__The exercise__:
Below you will find a set of lines. Repeat them all exactly.

(Data excerpts)
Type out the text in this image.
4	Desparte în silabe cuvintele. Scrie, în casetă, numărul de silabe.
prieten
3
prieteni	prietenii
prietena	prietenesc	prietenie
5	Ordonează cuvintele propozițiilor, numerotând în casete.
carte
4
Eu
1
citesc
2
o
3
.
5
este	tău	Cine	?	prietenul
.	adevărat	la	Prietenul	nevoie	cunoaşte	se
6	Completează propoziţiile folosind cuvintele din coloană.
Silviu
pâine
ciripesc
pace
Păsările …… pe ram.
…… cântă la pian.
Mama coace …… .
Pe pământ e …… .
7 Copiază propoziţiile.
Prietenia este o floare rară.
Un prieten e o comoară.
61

__Finished exercise__:
Type out the text in this image.
4	Desparte în silabe cuvintele. Scrie, în casetă, numărul de silabe.
prieten
3
prieteni	prietenii
prietena	prietenesc	prietenie
5	Ordonează cuvintele propozițiilor, numerotând în casete.
carte
4
Eu
1
citesc
2
o
3
.
5
este	tău	Cine	?	prietenul
.	adevărat	la	Prietenul	nevoie	cunoaşte	se
6	Completează propoziţiile folosind cuvintele din coloană.
Silviu
pâine
ciripesc
pace
Păsările …… pe ram.
…… cântă la pian.
Mama coace …… .
Pe pământ e …… .
7 Copiază propoziţiile.
Prietenia este o floare rară.
Un prieten e o comoară.
61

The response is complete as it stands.